■ **TASK DIRECTIONS**:
From the article on the Supreme Court healthcare ruling, extract the passage between "In its 6-2 ruling" and "cost of care.", inclusive.

■ **TEXT**:

Tuesday's Supreme Court ruling in the Gobeille v. Liberty Mutual Insurance Co. case goes beyond the rules surrounding states' authority to require self-funded plans to submit claims information, as it has major implications for the future of healthcare transparency, according to an article from ProPublica.
In its 6-2 ruling in favor of Liberty Mutual, the Supreme Court said that self-funded insurance plans should be exempt from a Vermont law compelling it to supply the state with healthcare cost and quality information for its statewide database under the federal Employee Retirement Income Security Act. ProPublica argues that this is a step back for healthcare transparency, since it essentially hampers efforts to track the quality and cost of care.
The American Medical Association, which had supported Vermont's case, made a similar argument.
"It is unfortunate that Vermont's efforts to increase transparency of health insurance information has been thwarted. The U.S. Supreme Court determined today that a highly complex and confusing federal law can be used to keep the insurance payment process cloaked in mystery," Steven J. Stack, president of the AMA, said in a statement emailed to FierceHealthPayer. "The ruling stands in the way of reform efforts in Vermont and at least 18 other states aimed at providing important information to patients, health professionals and policymakers about health care options, outcomes and costs."
Because of the ruling, ProPublica says that Americans will rely heavily on data that is released by Medicare in order to study difference in healthcare, but without data from self-funded plans as well, all-payer claims databases will be incomplete and not as valuable as they could be. Hospitals only have information on the patients they treat--not across the entire spectrum--and complete data from all payers would help providers and policymakers understand the variations in the healthcare system, the article says.
One solution to this data-blocking issue could be for the federal government require self-insured plans to disclose their data, the article suggests. Or, it says, self-funded plans could voluntarily provide their data to state-run databases.

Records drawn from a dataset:
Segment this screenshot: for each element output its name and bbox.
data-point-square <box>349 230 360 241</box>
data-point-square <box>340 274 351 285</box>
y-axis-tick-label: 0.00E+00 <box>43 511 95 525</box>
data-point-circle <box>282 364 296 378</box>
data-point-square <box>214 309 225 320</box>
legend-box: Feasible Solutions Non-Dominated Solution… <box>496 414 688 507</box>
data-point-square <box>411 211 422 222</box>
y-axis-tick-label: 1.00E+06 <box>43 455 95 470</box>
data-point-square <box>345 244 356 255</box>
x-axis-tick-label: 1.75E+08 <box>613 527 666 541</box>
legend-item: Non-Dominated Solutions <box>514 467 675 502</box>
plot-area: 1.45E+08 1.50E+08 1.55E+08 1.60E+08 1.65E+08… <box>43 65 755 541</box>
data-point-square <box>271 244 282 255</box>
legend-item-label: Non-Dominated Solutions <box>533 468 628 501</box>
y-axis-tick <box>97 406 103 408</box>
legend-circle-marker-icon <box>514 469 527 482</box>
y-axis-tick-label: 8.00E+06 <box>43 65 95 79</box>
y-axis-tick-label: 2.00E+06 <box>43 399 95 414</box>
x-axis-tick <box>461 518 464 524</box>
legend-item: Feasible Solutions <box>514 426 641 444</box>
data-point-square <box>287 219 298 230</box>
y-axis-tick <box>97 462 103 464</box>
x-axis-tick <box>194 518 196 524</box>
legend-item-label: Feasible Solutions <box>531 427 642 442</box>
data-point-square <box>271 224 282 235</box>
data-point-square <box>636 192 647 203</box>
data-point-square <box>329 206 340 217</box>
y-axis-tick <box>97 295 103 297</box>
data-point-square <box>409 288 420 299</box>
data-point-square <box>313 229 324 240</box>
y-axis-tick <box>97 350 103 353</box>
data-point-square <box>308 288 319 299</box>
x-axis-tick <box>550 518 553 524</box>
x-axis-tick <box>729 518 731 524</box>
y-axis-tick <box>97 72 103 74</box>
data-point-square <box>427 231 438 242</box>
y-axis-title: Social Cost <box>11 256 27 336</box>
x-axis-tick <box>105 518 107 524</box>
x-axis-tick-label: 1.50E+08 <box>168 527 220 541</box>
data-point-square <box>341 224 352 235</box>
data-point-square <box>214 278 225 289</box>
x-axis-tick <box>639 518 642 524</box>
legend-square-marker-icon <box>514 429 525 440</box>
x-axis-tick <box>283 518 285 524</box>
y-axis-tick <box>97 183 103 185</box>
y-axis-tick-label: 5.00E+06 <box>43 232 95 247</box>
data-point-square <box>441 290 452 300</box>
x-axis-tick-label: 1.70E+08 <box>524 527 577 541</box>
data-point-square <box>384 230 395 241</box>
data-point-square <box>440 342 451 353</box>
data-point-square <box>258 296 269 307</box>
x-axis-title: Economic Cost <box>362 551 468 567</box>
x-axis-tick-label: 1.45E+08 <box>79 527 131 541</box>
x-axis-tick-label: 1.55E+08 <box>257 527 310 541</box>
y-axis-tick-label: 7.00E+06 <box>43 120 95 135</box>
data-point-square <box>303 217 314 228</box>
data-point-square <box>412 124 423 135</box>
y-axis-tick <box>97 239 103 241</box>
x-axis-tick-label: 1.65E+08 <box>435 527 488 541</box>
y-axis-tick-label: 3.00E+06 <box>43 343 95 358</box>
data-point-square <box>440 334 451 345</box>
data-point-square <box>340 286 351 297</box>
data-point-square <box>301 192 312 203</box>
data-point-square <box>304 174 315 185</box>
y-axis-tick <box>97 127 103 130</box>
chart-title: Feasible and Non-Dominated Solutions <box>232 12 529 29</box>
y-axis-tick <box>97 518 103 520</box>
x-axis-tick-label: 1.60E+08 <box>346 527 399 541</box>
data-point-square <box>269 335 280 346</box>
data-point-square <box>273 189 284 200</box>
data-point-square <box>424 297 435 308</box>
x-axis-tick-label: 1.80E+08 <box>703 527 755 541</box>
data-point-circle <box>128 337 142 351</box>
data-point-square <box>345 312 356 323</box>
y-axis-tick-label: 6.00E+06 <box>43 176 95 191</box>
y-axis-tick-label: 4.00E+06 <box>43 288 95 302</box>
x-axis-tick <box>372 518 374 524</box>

■ **ANSWER FOR THIS EXERCISE**:
In its 6-2 ruling in favor of Liberty Mutual, the Supreme Court said that self-funded insurance plans should be exempt from a Vermont law compelling it to supply the state with healthcare cost and quality information for its statewide database under the federal Employee Retirement Income Security Act. ProPublica argues that this is a step back for healthcare transparency, since it essentially hampers efforts to track the quality and cost of care.